* _Exercise task_
Could you transcribe the material below exactly, without leaving out a single line?

* _Supplied material_
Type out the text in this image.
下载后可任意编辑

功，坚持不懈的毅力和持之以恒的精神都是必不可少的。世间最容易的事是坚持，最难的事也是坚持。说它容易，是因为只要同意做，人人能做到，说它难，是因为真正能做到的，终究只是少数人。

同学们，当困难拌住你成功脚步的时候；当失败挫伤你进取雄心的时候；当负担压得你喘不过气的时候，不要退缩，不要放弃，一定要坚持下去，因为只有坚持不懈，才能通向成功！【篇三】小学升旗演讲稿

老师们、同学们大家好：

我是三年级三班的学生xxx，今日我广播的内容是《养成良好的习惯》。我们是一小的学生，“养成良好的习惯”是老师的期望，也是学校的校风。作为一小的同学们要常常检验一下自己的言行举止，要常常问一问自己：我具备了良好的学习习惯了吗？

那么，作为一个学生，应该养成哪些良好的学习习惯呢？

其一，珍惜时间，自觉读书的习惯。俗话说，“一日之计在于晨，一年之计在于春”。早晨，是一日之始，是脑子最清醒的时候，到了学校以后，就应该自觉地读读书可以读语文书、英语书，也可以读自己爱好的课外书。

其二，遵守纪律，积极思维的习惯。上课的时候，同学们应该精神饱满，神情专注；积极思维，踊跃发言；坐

* _Expected answer_
Type out the text in this image.
下载后可任意编辑

功，坚持不懈的毅力和持之以恒的精神都是必不可少的。世间最容易的事是坚持，最难的事也是坚持。说它容易，是因为只要同意做，人人能做到，说它难，是因为真正能做到的，终究只是少数人。

同学们，当困难拌住你成功脚步的时候；当失败挫伤你进取雄心的时候；当负担压得你喘不过气的时候，不要退缩，不要放弃，一定要坚持下去，因为只有坚持不懈，才能通向成功！【篇三】小学升旗演讲稿

老师们、同学们大家好：

我是三年级三班的学生xxx，今日我广播的内容是《养成良好的习惯》。我们是一小的学生，“养成良好的习惯”是老师的期望，也是学校的校风。作为一小的同学们要常常检验一下自己的言行举止，要常常问一问自己：我具备了良好的学习习惯了吗？

那么，作为一个学生，应该养成哪些良好的学习习惯呢？

其一，珍惜时间，自觉读书的习惯。俗话说，“一日之计在于晨，一年之计在于春”。早晨，是一日之始，是脑子最清醒的时候，到了学校以后，就应该自觉地读读书可以读语文书、英语书，也可以读自己爱好的课外书。

其二，遵守纪律，积极思维的习惯。上课的时候，同学们应该精神饱满，神情专注；积极思维，踊跃发言；坐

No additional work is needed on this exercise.